• What to produce
Look through the data below and return each line where "Resistance" appears.

Extracted data entries

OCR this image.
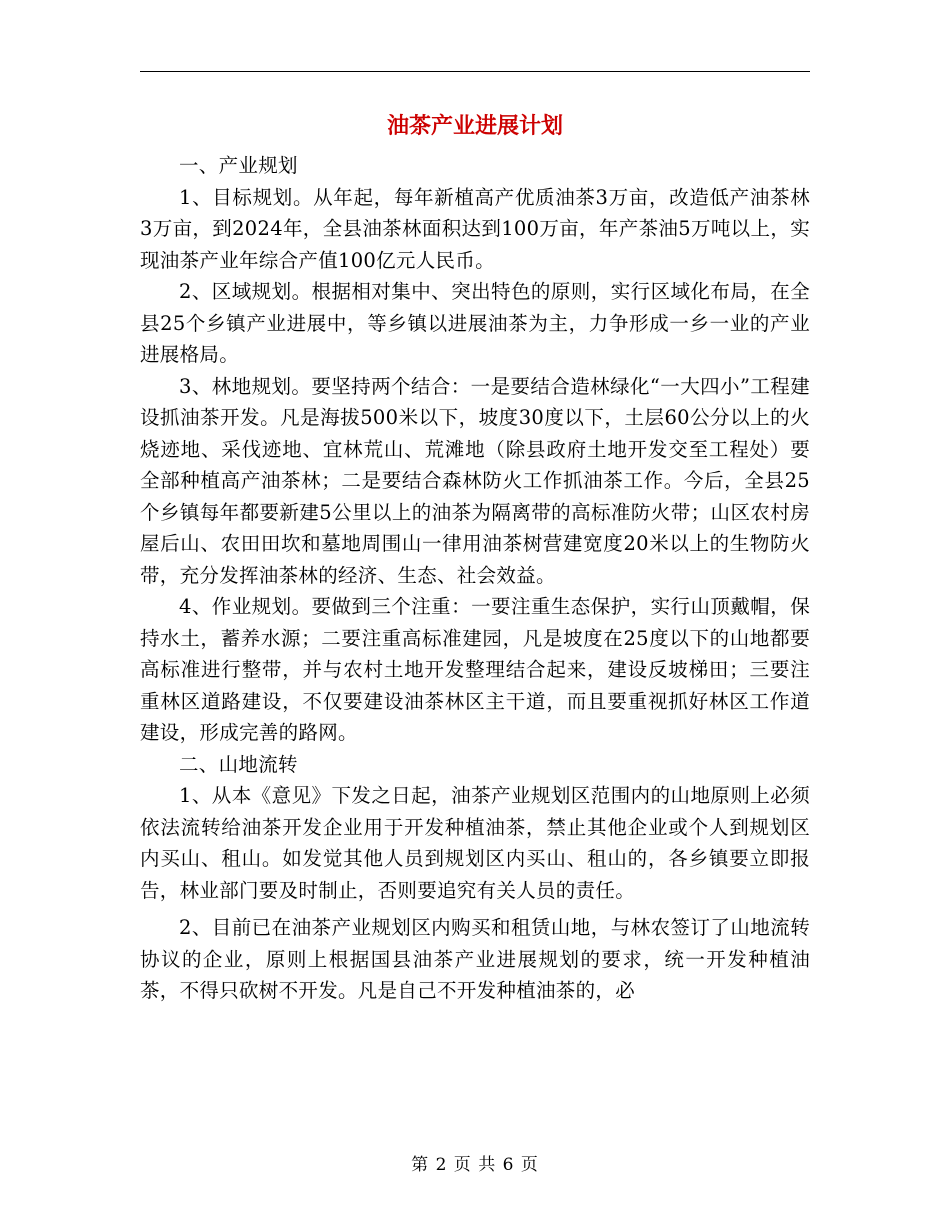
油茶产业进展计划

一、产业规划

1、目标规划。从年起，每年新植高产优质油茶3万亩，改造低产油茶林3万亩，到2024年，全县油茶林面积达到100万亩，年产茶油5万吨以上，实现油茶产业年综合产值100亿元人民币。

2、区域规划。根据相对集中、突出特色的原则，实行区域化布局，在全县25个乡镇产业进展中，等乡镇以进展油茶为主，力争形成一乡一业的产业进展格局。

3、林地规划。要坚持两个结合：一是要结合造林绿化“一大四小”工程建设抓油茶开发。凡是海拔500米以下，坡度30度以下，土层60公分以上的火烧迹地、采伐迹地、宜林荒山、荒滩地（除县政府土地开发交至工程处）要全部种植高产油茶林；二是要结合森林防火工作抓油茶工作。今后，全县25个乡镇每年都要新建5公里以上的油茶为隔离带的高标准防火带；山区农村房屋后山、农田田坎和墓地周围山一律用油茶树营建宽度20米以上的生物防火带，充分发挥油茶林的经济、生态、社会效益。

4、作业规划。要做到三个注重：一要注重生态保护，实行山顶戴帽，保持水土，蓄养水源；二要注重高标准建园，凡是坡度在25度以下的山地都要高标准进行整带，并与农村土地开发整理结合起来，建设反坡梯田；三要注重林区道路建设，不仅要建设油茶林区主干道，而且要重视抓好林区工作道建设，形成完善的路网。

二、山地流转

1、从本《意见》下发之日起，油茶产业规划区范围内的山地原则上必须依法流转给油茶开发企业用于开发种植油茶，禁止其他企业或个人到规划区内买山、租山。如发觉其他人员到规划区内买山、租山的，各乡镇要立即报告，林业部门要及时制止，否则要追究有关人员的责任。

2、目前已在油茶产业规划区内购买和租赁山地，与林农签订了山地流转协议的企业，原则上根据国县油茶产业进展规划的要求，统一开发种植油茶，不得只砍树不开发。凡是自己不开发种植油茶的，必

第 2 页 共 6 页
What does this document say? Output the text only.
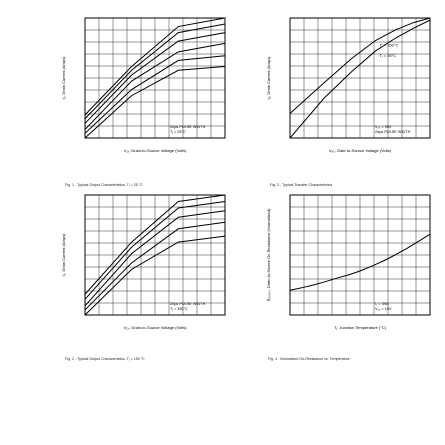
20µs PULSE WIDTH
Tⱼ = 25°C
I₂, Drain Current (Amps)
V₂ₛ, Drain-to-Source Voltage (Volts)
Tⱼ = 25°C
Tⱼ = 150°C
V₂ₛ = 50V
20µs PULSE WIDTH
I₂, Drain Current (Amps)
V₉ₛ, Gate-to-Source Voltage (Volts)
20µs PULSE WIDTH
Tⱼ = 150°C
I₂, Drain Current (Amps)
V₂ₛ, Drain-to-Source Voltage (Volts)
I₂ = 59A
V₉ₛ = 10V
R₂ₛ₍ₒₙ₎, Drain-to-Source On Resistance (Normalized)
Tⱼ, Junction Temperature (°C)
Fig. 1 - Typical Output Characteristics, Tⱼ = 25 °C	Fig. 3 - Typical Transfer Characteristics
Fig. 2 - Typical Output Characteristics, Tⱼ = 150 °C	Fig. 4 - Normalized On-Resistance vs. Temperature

• Final result
R₂ₛ₍ₒₙ₎, Drain-to-Source On Resistance (Normalized)
Fig. 2 - Typical Output Characteristics, Tⱼ = 150 °C	Fig. 4 - Normalized On-Resistance vs. Temperature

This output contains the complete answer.